> **Prompt 1**
Edit the rows from the line with "x-tick-label: 12 [692, 437, 708, 453]" up to and including the line with "speed-series-line [99, 204, 1001, 333]" so that "x-tick-label" becomes "x-tick", and leave everything else as it is. Return only those rows.
[start Source excerpt]
I find this to be quite ironic since we now have a country run by a lawless president, who was elected with the help of a foreign, adversary and who gave a massive tax cut to billionaires and has done nothing tangible for those gun owners who voted for him.
Sure, it's not unusual for people to vote against their own interest; but what the people you described haven't realized is they are on the same side as the tyrant.
It's slightly delusional to think a few thousand gunmen in a country of over 300 million and an economy of nearly 20 trillion dollars could do what's required to "ruin the US".
Also, keep in mind the typical urban police force has battlefield weapons the old “protect and serve” police departments of the '60s and the '70s couldn't have imagined.
It's more about power projection, a last resort protection level that significantly increases the bar for total subjugation, than it is a tangible strategy towards bettering the world.
Besides a lot of military and police support legal gun ownership as well and I highly doubt all of them would be choosing the totalitarian side if it came down to it so it's not entirely just civilians with pop guns vs a well-armed military.
Huh, what makes you think army or cops would not support totalitarian side? Typically, in turn toward more totalitarian, army and cops are first target for recruitment.
ISIS was incredibly successful at beating an organized (although not great quality) military with small arms and improvised weapons. A lot of the military equipment they got was stolen. They really may have been able to take over Iraq if a number of foreign powers did not intervene against them.
I am certainly not an advocate of terrorism. But I think recent events show that it doesn't take a lot of arms for a motivated group to overcome a well armed unmotivated group. It makes me wonder what Hong Kong would be like now if 1 in 10 people owned a rifle or hand gun. Probably in the long run the situation would be much worse, but also maybe less hopeless.
[end Source excerpt]
[start Material for this exercise]
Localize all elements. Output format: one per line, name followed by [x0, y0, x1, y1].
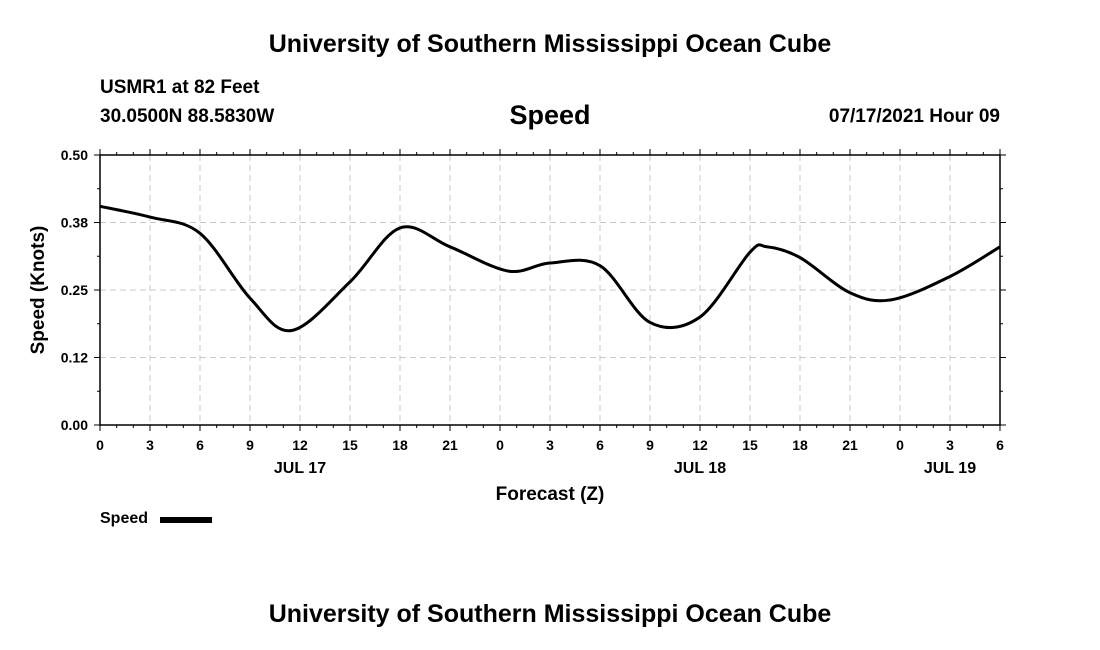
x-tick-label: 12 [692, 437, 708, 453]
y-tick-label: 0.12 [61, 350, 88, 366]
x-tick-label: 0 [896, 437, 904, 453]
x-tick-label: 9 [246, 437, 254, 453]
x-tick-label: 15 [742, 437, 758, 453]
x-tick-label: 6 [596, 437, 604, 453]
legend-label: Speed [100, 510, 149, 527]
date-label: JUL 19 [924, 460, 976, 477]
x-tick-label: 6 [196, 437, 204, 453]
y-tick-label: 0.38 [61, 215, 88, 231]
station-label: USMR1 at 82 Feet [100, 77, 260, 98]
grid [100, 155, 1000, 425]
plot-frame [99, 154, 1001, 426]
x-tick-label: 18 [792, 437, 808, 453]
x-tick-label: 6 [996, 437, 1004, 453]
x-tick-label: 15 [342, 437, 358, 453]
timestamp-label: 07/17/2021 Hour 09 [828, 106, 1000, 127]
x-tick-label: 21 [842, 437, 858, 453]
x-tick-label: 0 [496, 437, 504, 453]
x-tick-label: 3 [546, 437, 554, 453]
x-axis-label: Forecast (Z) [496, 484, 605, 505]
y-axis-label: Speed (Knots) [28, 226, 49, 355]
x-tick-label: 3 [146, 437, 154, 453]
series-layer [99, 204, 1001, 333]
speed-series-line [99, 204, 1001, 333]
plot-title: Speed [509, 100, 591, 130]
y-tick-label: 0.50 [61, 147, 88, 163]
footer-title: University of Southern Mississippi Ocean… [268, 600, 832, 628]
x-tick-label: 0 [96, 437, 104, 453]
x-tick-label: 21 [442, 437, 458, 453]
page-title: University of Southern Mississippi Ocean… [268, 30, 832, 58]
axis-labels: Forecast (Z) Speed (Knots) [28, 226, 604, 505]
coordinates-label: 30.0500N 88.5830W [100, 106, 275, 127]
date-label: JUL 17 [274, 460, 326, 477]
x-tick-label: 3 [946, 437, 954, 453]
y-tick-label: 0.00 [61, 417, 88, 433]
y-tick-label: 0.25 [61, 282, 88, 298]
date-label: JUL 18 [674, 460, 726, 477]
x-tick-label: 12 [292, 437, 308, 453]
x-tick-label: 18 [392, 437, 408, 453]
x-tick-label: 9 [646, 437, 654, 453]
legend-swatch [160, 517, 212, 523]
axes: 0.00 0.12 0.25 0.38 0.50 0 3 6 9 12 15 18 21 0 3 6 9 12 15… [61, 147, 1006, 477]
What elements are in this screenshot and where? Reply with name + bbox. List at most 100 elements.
[end Material for this exercise]
> **Prompt 2**
Based on the gun ownership discussion, state whether each statement agrees with it: (a) the typical urban police force has battlefield weapons; (b) the economy mentioned is nearly 30 trillion dollars; (c) ISIS obtained none of its military equipment by theft. For each, answer yes or no and quote the deciding words.

> **Full solution 1**
x-tick: 12 [692, 437, 708, 453]
y-tick-label: 0.12 [61, 350, 88, 366]
x-tick: 0 [896, 437, 904, 453]
x-tick: 9 [246, 437, 254, 453]
x-tick: 15 [742, 437, 758, 453]
x-tick: 6 [596, 437, 604, 453]
legend-label: Speed [100, 510, 149, 527]
date-label: JUL 19 [924, 460, 976, 477]
x-tick: 6 [196, 437, 204, 453]
y-tick-label: 0.38 [61, 215, 88, 231]
station-label: USMR1 at 82 Feet [100, 77, 260, 98]
grid [100, 155, 1000, 425]
plot-frame [99, 154, 1001, 426]
x-tick: 18 [792, 437, 808, 453]
x-tick: 6 [996, 437, 1004, 453]
x-tick: 15 [342, 437, 358, 453]
timestamp-label: 07/17/2021 Hour 09 [828, 106, 1000, 127]
x-tick: 21 [842, 437, 858, 453]
x-tick: 0 [496, 437, 504, 453]
x-tick: 3 [546, 437, 554, 453]
x-axis-label: Forecast (Z) [496, 484, 605, 505]
y-axis-label: Speed (Knots) [28, 226, 49, 355]
x-tick: 3 [146, 437, 154, 453]
series-layer [99, 204, 1001, 333]
speed-series-line [99, 204, 1001, 333]

> **Full solution 2**
(a) Yes: "the typical urban police force has battlefield weapons"
(b) No: "an economy of nearly 20 trillion dollars"
(c) No: "A lot of the military equipment they got was stolen."